> Task to complete
Word for word, print each line of the listing below; pictures stay out.

> Information supplied
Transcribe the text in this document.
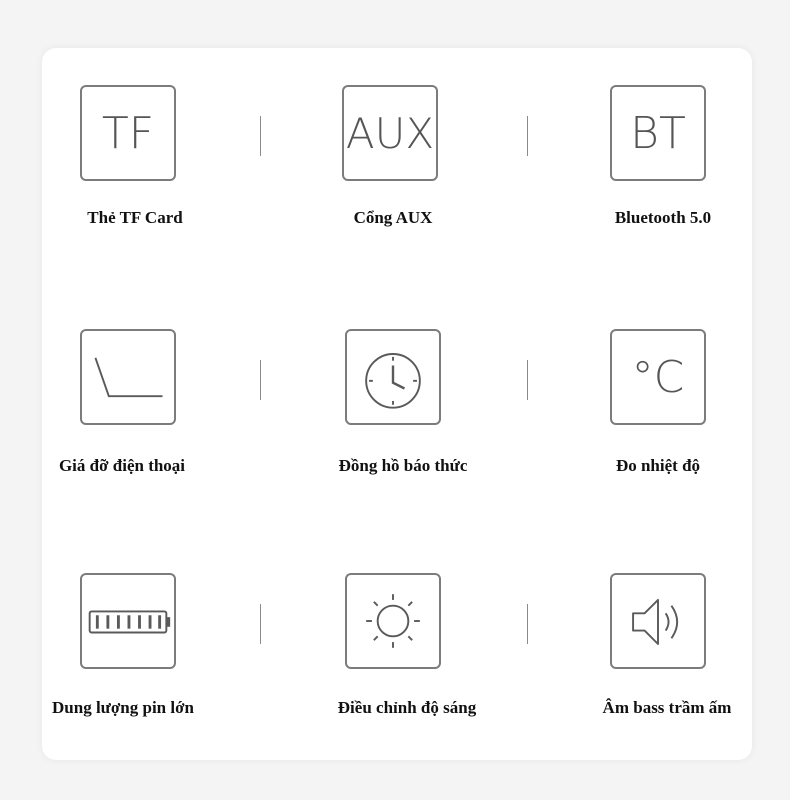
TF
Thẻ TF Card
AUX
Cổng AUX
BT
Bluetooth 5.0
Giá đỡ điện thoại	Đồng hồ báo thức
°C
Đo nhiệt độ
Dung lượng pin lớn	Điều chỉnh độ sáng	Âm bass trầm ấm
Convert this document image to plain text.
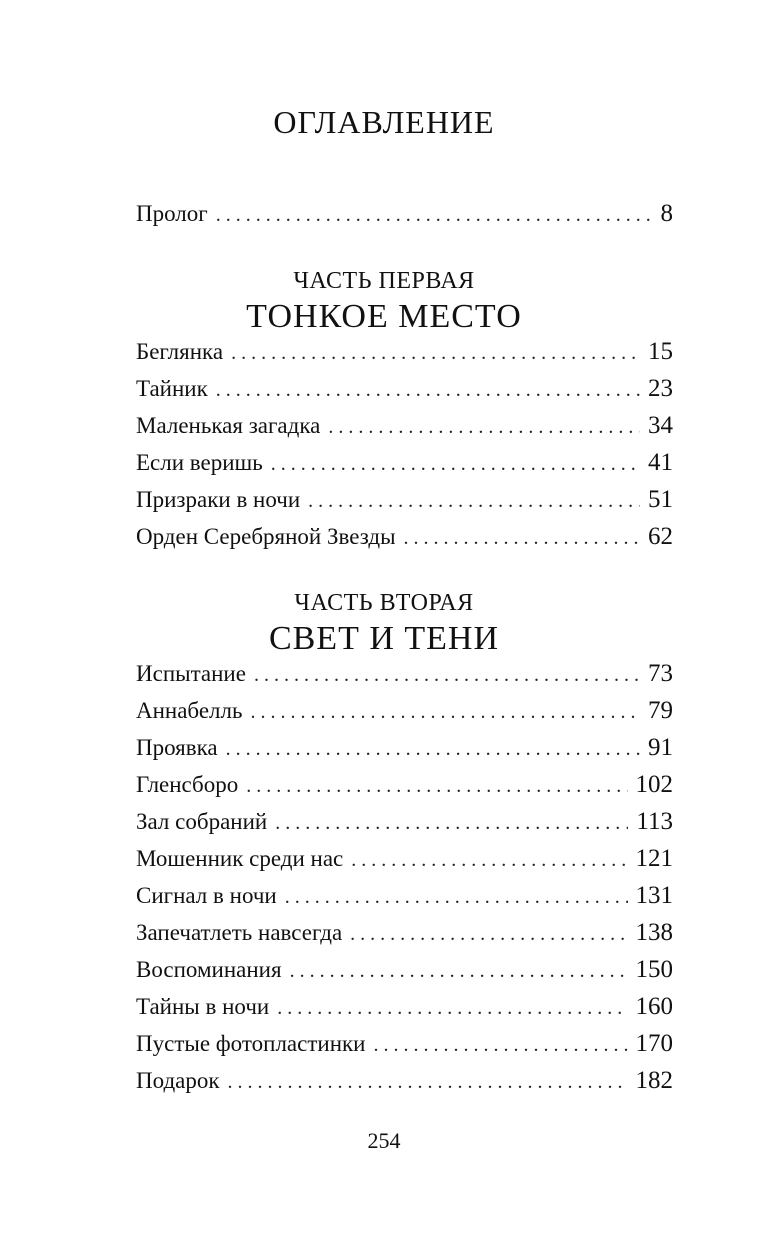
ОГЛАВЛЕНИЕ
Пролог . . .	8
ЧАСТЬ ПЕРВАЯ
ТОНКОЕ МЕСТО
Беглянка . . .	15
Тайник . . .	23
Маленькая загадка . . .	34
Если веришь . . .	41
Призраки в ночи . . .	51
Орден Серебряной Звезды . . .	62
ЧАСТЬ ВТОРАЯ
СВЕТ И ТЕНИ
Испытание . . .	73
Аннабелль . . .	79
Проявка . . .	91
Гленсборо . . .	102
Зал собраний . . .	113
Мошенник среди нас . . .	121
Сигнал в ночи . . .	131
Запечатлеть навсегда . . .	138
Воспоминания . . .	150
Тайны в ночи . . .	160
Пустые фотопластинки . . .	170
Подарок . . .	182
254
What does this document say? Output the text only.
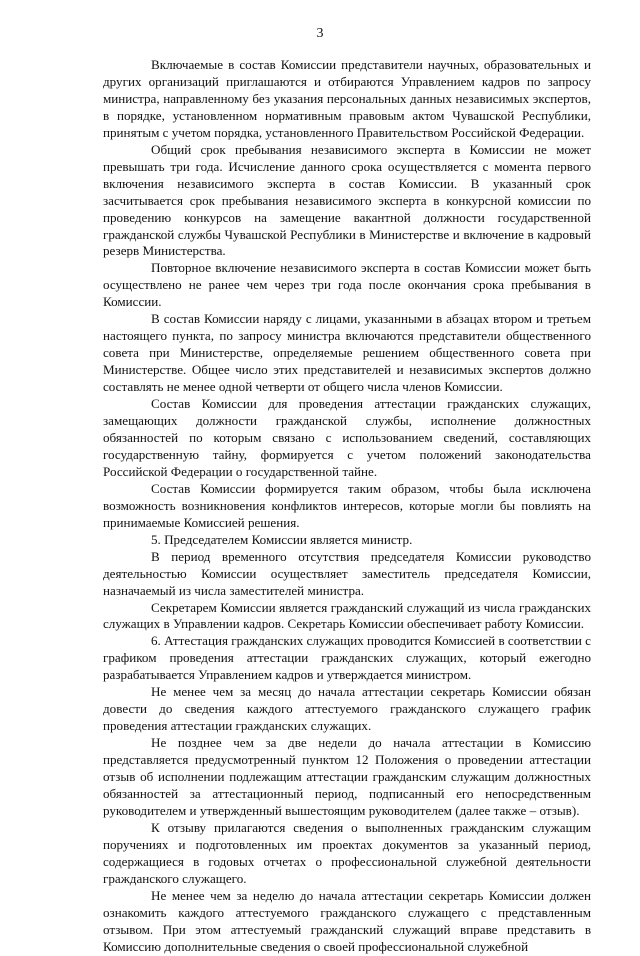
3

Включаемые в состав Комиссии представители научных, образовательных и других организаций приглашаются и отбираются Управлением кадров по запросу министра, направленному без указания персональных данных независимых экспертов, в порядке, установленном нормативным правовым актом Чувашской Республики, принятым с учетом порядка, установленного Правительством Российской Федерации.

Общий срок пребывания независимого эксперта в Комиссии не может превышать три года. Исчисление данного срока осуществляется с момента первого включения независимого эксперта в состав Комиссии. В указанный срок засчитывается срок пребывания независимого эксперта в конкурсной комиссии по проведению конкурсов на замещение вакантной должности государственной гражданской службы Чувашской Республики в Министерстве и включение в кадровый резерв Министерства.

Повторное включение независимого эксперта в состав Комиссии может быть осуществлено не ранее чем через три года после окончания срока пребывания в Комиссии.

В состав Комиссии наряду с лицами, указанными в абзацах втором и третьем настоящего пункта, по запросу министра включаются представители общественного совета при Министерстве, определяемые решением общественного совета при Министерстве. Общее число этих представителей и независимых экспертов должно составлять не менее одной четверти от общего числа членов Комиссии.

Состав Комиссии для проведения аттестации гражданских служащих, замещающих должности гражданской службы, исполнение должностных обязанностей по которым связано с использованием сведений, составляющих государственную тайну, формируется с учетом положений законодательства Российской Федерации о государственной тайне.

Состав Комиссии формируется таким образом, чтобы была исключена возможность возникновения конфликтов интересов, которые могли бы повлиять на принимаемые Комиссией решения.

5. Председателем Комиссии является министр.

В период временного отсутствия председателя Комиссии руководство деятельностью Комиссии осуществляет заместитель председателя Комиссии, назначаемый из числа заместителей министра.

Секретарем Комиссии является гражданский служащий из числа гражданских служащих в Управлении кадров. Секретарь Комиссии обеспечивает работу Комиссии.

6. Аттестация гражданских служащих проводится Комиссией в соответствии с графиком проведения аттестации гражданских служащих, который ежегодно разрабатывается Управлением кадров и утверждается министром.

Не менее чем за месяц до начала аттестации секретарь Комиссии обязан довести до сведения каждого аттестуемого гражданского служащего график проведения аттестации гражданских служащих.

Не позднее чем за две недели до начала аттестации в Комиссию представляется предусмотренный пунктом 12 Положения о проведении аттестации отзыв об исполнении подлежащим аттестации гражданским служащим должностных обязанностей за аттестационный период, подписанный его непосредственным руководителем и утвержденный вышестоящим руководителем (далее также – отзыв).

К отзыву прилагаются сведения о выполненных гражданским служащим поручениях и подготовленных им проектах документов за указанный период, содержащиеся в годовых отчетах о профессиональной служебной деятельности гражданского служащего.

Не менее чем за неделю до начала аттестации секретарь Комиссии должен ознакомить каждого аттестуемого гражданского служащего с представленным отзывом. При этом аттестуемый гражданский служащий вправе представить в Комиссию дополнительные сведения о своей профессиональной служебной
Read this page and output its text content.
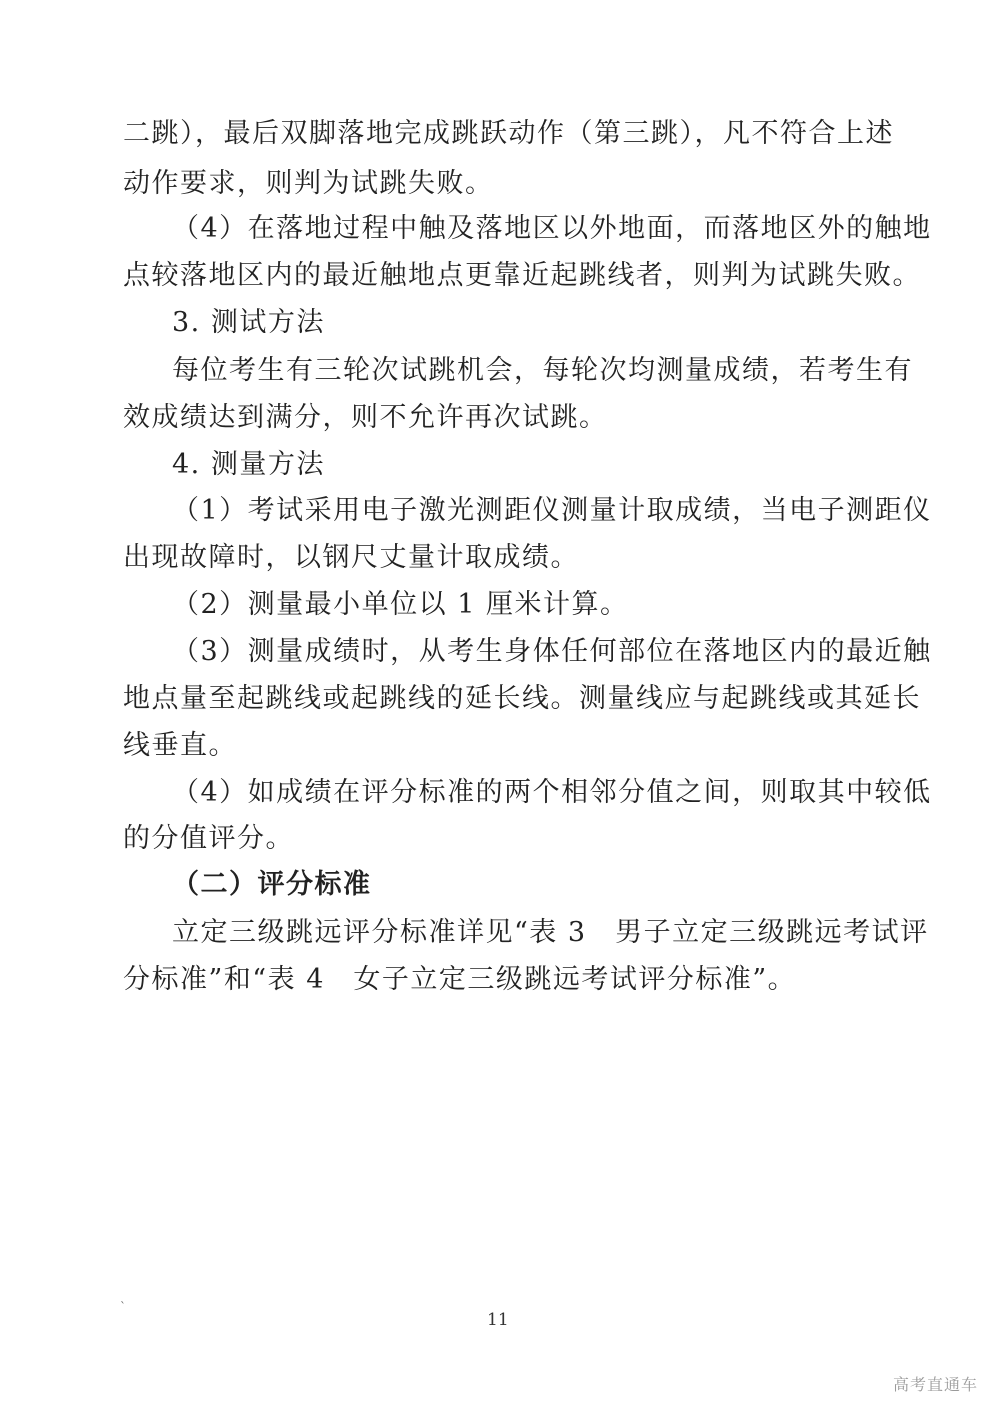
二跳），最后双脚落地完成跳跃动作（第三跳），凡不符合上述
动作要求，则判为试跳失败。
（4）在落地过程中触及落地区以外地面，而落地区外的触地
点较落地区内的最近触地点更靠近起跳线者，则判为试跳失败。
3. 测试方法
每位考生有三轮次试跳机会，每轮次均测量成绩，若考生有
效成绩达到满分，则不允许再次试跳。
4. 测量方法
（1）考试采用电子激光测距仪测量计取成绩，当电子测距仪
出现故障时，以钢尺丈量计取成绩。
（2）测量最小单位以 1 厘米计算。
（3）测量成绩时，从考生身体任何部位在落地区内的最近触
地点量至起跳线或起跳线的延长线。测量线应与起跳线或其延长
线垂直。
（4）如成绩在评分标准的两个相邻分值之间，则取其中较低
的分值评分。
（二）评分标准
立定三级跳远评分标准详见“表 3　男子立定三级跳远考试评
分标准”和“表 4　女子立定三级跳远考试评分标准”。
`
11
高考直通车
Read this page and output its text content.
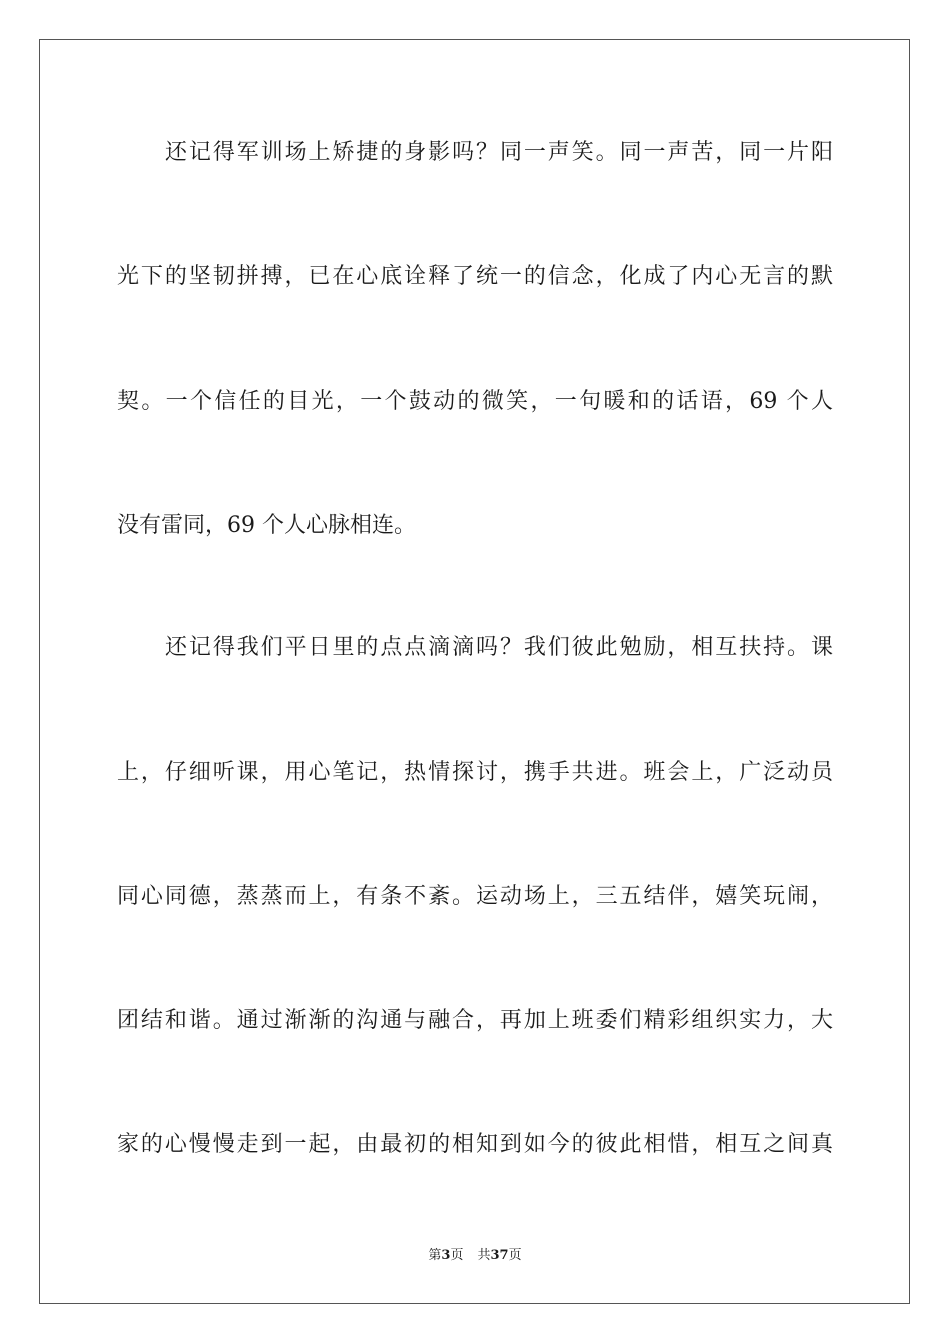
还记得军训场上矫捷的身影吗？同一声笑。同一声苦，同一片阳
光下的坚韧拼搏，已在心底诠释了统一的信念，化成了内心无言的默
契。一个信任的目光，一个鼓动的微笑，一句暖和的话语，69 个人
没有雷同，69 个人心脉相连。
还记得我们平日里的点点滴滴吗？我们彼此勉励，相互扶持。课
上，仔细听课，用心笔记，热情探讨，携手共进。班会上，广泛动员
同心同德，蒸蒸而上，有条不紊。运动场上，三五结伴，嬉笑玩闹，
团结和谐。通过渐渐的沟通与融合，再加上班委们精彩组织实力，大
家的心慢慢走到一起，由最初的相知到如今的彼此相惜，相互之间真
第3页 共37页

> Response to the exercise
Transcribe the text in this document.
TF
Thẻ TF Card
AUX
Cổng AUX
BT
Bluetooth 5.0
Giá đỡ điện thoại	Đồng hồ báo thức
°C
Đo nhiệt độ
Dung lượng pin lớn	Điều chỉnh độ sáng	Âm bass trầm ấm
Convert this document image to plain text.
ОГЛАВЛЕНИЕ
Пролог . . .	8
ЧАСТЬ ПЕРВАЯ
ТОНКОЕ МЕСТО
Беглянка . . .	15
Тайник . . .	23
Маленькая загадка . . .	34
Если веришь . . .	41
Призраки в ночи . . .	51
Орден Серебряной Звезды . . .	62
ЧАСТЬ ВТОРАЯ
СВЕТ И ТЕНИ
Испытание . . .	73
Аннабелль . . .	79
Проявка . . .	91
Гленсборо . . .	102
Зал собраний . . .	113
Мошенник среди нас . . .	121
Сигнал в ночи . . .	131
Запечатлеть навсегда . . .	138
Воспоминания . . .	150
Тайны в ночи . . .	160
Пустые фотопластинки . . .	170
Подарок . . .	182
254
What does this document say? Output the text only.
3

Включаемые в состав Комиссии представители научных, образовательных и других организаций приглашаются и отбираются Управлением кадров по запросу министра, направленному без указания персональных данных независимых экспертов, в порядке, установленном нормативным правовым актом Чувашской Республики, принятым с учетом порядка, установленного Правительством Российской Федерации.

Общий срок пребывания независимого эксперта в Комиссии не может превышать три года. Исчисление данного срока осуществляется с момента первого включения независимого эксперта в состав Комиссии. В указанный срок засчитывается срок пребывания независимого эксперта в конкурсной комиссии по проведению конкурсов на замещение вакантной должности государственной гражданской службы Чувашской Республики в Министерстве и включение в кадровый резерв Министерства.

Повторное включение независимого эксперта в состав Комиссии может быть осуществлено не ранее чем через три года после окончания срока пребывания в Комиссии.

В состав Комиссии наряду с лицами, указанными в абзацах втором и третьем настоящего пункта, по запросу министра включаются представители общественного совета при Министерстве, определяемые решением общественного совета при Министерстве. Общее число этих представителей и независимых экспертов должно составлять не менее одной четверти от общего числа членов Комиссии.

Состав Комиссии для проведения аттестации гражданских служащих, замещающих должности гражданской службы, исполнение должностных обязанностей по которым связано с использованием сведений, составляющих государственную тайну, формируется с учетом положений законодательства Российской Федерации о государственной тайне.

Состав Комиссии формируется таким образом, чтобы была исключена возможность возникновения конфликтов интересов, которые могли бы повлиять на принимаемые Комиссией решения.

5. Председателем Комиссии является министр.

В период временного отсутствия председателя Комиссии руководство деятельностью Комиссии осуществляет заместитель председателя Комиссии, назначаемый из числа заместителей министра.

Секретарем Комиссии является гражданский служащий из числа гражданских служащих в Управлении кадров. Секретарь Комиссии обеспечивает работу Комиссии.

6. Аттестация гражданских служащих проводится Комиссией в соответствии с графиком проведения аттестации гражданских служащих, который ежегодно разрабатывается Управлением кадров и утверждается министром.

Не менее чем за месяц до начала аттестации секретарь Комиссии обязан довести до сведения каждого аттестуемого гражданского служащего график проведения аттестации гражданских служащих.

Не позднее чем за две недели до начала аттестации в Комиссию представляется предусмотренный пунктом 12 Положения о проведении аттестации отзыв об исполнении подлежащим аттестации гражданским служащим должностных обязанностей за аттестационный период, подписанный его непосредственным руководителем и утвержденный вышестоящим руководителем (далее также – отзыв).

К отзыву прилагаются сведения о выполненных гражданским служащим поручениях и подготовленных им проектах документов за указанный период, содержащиеся в годовых отчетах о профессиональной служебной деятельности гражданского служащего.

Не менее чем за неделю до начала аттестации секретарь Комиссии должен ознакомить каждого аттестуемого гражданского служащего с представленным отзывом. При этом аттестуемый гражданский служащий вправе представить в Комиссию дополнительные сведения о своей профессиональной служебной
Read this page and output its text content.
二跳），最后双脚落地完成跳跃动作（第三跳），凡不符合上述
动作要求，则判为试跳失败。
（4）在落地过程中触及落地区以外地面，而落地区外的触地
点较落地区内的最近触地点更靠近起跳线者，则判为试跳失败。
3. 测试方法
每位考生有三轮次试跳机会，每轮次均测量成绩，若考生有
效成绩达到满分，则不允许再次试跳。
4. 测量方法
（1）考试采用电子激光测距仪测量计取成绩，当电子测距仪
出现故障时，以钢尺丈量计取成绩。
（2）测量最小单位以 1 厘米计算。
（3）测量成绩时，从考生身体任何部位在落地区内的最近触
地点量至起跳线或起跳线的延长线。测量线应与起跳线或其延长
线垂直。
（4）如成绩在评分标准的两个相邻分值之间，则取其中较低
的分值评分。
（二）评分标准
立定三级跳远评分标准详见“表 3　男子立定三级跳远考试评
分标准”和“表 4　女子立定三级跳远考试评分标准”。
`
11
高考直通车
Read this page and output its text content.
还记得军训场上矫捷的身影吗？同一声笑。同一声苦，同一片阳
光下的坚韧拼搏，已在心底诠释了统一的信念，化成了内心无言的默
契。一个信任的目光，一个鼓动的微笑，一句暖和的话语，69 个人
没有雷同，69 个人心脉相连。
还记得我们平日里的点点滴滴吗？我们彼此勉励，相互扶持。课
上，仔细听课，用心笔记，热情探讨，携手共进。班会上，广泛动员
同心同德，蒸蒸而上，有条不紊。运动场上，三五结伴，嬉笑玩闹，
团结和谐。通过渐渐的沟通与融合，再加上班委们精彩组织实力，大
家的心慢慢走到一起，由最初的相知到如今的彼此相惜，相互之间真
第3页 共37页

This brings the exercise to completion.